#### What to work on
• a. Could you write out, word for word, the part of the Wesnoth chat post starting with "Yesterday in IRC" and going on through "what is wesnoth?"?
• b. Which IRC nicknames post messages in the chat logs quoted in the Wesnoth chat post?

#### Text
• • • • •
Yesterday in IRC (#kde-devel) this happened:

  Oct 03 17:13:28 <isaac>     http://www.wesnoth.org/start/1.0/
  Oct 03 17:13:32 <isaac>     we have just got wesnoth 1.0 out Smiling
  Oct 03 17:13:59 <Narishma>  is there a klik package ?
  Oct 03 17:14:06 <misty>     what is wesnoth?
  Oct 03 17:14:18 <Narishma>  misty: a strategy game

OK -- what Misty asked could have been my own question too. Now I know it -- 'cause I even run the game in the meanwhile. The reason was: the above chatter had a continuation. And looking at the backlog, you'll see just how easy and fast it is to build klik bundles from .deb packages that are compiled for Sarge:

  Oct 03 17:44:45 <pipitas_2> isaac: are there .debs of Wesnoth already?
  Oct 03 17:45:21 <pipitas_2> isaac: if so, it will be very trivial to write a 
                              recipe and make a klik://wesnoth package availaible
  Oct 03 17:45:39 <isaac>     they will reach unstable in a few hours
  Oct 03 17:47:13 <pipitas_2> isaac: we prefer packages build for Sarge  --  because 
                              these run practically everywhere
  Oct 03 17:48:21 <isaac>     pipitas_2: I see, I'll backport the packages when I 
                              got some time
  Oct 03 17:49:29 <pipitas_2> isaac: without backport, no klik://wesnoth  --  with 
                              backport, klik://wesnoth 10 minutes later
  Oct 03 17:53:59 <isaac>     pipitas_2: backport for sarge is being built
  Oct 03 18:23:20 <pipitas_2> isaac: great! tell me once it is ready Smiling
  Oct 03 18:23:51 <isaac>     pipitas_2: I'm uploading it to http://debian.wesnoth.org/sarge/
  Oct 03 18:24:04 <pipitas_2> isaac: Oki-dok!
• • • • •
#### Data shown
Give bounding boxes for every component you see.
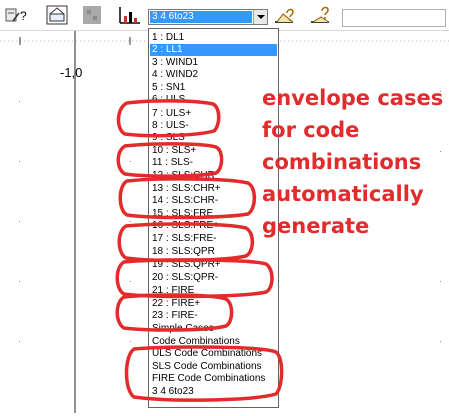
• • • • •
#### Answers by task
• a.
Yesterday in IRC (#kde-devel) this happened:

  Oct 03 17:13:28 <isaac>     http://www.wesnoth.org/start/1.0/
  Oct 03 17:13:32 <isaac>     we have just got wesnoth 1.0 out Smiling
  Oct 03 17:13:59 <Narishma>  is there a klik package ?
  Oct 03 17:14:06 <misty>     what is wesnoth?

• b. isaac, Narishma, misty, pipitas_2